BRIEF ->
Reply with only the number of lines that contain the string "this".

........

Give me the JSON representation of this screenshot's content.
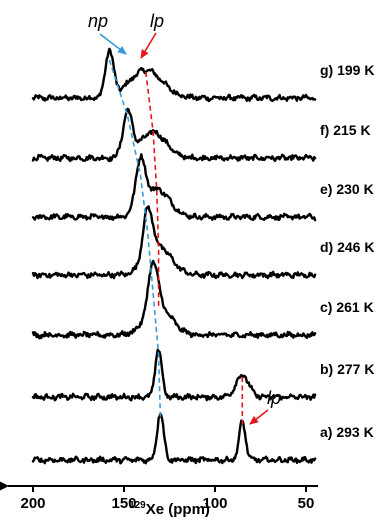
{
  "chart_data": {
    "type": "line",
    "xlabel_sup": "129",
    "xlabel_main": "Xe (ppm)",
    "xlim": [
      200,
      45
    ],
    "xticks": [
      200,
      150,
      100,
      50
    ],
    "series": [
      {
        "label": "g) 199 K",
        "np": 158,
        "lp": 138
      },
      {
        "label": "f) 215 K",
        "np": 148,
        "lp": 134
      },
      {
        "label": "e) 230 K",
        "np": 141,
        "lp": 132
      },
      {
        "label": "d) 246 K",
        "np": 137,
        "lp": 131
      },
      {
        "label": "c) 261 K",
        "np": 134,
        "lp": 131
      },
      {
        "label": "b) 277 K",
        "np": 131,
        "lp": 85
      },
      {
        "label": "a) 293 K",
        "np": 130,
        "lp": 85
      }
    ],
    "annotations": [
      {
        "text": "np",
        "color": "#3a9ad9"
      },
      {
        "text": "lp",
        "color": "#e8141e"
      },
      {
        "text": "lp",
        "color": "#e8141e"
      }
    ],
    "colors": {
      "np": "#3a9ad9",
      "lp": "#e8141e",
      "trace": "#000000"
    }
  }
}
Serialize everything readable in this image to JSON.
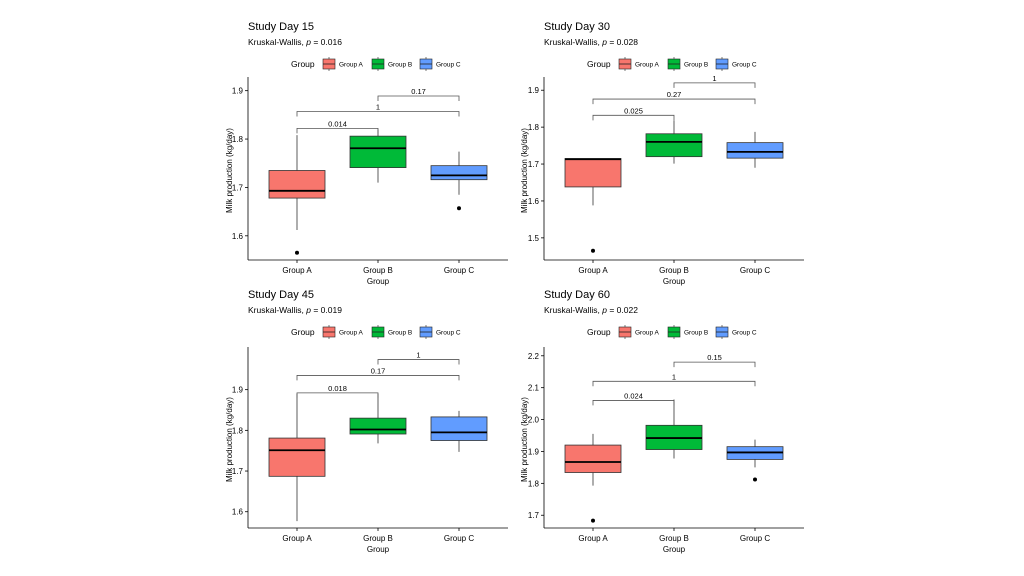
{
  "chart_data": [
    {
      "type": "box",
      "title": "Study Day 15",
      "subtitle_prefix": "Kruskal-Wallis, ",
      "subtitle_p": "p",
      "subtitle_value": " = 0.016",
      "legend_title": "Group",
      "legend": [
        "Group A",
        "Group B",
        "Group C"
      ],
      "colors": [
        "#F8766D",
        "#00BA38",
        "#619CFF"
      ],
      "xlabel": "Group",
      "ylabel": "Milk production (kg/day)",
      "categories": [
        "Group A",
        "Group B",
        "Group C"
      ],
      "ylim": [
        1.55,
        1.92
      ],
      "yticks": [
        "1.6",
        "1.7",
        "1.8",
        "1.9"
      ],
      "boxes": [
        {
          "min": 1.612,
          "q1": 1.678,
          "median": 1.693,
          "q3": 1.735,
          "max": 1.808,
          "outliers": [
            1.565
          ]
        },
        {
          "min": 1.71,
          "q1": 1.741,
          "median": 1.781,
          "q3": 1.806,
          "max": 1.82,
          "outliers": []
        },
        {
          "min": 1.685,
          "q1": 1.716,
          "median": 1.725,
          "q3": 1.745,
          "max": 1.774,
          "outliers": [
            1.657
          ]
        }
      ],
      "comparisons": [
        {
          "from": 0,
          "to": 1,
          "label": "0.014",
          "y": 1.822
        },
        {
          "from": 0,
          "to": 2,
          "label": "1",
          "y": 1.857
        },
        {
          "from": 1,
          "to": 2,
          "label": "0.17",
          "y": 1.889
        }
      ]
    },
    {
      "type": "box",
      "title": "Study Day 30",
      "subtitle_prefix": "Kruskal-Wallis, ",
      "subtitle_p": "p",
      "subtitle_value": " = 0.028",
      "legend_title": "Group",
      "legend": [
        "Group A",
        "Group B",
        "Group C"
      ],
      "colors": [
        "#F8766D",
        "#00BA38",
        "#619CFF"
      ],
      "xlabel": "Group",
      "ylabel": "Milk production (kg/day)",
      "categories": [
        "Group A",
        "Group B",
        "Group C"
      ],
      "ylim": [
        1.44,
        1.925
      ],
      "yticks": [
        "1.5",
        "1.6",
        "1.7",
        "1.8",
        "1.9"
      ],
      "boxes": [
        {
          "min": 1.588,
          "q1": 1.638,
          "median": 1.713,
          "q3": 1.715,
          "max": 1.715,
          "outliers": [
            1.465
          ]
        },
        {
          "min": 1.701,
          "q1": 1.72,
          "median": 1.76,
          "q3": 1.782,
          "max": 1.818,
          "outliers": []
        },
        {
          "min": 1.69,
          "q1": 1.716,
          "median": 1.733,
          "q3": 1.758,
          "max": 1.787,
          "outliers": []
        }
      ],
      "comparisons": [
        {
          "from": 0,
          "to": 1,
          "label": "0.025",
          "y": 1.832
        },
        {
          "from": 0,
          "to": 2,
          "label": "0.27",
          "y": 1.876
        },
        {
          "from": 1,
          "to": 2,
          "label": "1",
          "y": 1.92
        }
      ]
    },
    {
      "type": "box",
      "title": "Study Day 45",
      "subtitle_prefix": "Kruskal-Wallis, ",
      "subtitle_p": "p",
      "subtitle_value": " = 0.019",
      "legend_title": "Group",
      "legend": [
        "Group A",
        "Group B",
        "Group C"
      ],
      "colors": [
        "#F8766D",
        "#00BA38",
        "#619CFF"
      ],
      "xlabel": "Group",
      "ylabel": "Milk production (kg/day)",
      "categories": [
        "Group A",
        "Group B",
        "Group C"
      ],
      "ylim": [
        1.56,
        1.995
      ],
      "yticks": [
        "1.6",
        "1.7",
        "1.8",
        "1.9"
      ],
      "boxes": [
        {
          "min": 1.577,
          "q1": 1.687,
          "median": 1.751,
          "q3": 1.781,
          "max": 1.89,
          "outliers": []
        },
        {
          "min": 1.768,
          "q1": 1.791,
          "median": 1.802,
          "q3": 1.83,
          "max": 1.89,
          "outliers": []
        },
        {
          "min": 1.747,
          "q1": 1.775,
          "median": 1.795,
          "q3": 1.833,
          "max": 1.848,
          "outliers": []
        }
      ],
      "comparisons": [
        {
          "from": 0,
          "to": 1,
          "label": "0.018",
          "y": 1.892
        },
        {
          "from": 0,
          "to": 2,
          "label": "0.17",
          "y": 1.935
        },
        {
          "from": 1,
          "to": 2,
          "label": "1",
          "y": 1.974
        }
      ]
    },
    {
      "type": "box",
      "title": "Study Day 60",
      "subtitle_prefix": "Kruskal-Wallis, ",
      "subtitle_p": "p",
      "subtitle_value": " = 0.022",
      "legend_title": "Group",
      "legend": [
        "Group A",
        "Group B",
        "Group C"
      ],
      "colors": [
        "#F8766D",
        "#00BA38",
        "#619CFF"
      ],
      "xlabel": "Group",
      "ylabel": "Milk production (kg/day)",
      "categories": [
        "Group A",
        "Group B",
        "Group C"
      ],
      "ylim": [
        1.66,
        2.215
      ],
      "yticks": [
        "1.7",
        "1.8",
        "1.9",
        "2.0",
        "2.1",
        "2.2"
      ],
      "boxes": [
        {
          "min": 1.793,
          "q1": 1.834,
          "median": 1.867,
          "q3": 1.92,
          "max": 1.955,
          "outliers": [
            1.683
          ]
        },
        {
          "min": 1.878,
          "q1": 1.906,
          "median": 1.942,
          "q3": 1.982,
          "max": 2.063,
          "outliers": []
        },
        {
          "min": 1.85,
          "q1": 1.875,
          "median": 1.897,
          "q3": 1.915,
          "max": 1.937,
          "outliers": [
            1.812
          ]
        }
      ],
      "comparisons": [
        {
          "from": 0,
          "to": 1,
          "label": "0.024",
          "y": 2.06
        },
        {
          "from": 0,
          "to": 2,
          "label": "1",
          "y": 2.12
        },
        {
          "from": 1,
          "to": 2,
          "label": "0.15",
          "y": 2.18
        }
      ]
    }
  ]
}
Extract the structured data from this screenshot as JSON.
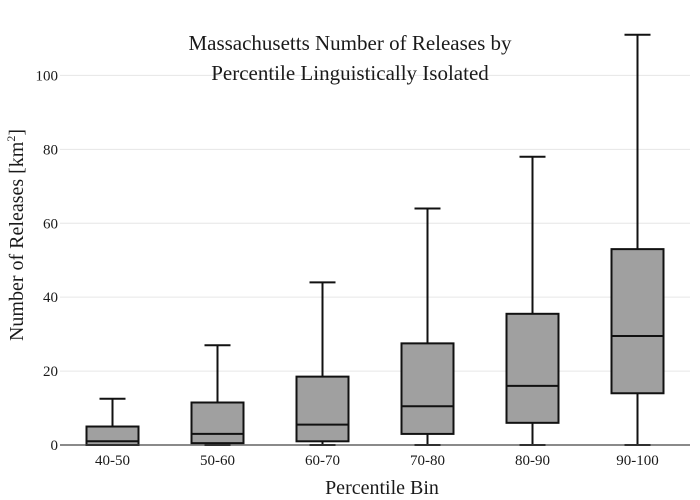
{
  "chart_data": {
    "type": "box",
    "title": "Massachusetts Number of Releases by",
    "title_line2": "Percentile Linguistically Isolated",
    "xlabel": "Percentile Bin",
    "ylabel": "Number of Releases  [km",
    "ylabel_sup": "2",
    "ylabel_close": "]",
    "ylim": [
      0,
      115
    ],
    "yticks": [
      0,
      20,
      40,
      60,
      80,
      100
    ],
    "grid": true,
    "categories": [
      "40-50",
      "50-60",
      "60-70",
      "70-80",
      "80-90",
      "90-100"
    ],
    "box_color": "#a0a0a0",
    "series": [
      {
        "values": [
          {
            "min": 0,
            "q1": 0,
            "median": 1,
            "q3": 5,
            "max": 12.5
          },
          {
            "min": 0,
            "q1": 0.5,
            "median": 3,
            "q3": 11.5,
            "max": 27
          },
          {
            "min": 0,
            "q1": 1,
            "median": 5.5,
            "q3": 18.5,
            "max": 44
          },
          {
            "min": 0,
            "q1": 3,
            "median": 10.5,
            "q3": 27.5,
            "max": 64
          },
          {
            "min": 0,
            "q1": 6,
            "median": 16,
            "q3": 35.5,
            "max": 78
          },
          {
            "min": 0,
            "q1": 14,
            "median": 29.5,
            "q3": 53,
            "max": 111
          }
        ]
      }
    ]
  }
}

........

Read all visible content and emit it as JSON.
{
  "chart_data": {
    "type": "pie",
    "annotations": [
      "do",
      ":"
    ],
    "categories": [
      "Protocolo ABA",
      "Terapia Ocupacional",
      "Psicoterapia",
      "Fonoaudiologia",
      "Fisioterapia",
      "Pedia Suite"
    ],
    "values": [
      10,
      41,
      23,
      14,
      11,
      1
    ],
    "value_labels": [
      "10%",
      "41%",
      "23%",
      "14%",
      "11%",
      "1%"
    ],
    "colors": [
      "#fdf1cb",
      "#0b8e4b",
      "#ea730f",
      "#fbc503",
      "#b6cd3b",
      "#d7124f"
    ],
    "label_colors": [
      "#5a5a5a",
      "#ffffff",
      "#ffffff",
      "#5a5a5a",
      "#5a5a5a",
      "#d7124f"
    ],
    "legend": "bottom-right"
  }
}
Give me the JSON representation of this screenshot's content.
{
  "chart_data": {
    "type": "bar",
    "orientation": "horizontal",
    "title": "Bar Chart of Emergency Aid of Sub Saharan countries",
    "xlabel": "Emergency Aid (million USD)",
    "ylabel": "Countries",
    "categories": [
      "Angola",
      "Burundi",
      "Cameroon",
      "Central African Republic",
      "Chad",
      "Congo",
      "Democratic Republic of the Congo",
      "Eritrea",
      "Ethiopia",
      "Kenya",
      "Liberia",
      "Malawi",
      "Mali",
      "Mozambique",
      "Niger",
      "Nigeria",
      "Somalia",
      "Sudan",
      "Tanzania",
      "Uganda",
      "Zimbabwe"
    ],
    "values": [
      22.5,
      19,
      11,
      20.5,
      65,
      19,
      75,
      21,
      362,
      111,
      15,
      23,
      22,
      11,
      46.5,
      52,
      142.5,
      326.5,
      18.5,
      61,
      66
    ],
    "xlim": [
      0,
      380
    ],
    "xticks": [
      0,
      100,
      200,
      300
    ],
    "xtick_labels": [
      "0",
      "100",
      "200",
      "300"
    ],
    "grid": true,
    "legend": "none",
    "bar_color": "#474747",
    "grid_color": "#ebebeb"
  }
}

........

WORKED ANSWER ->
4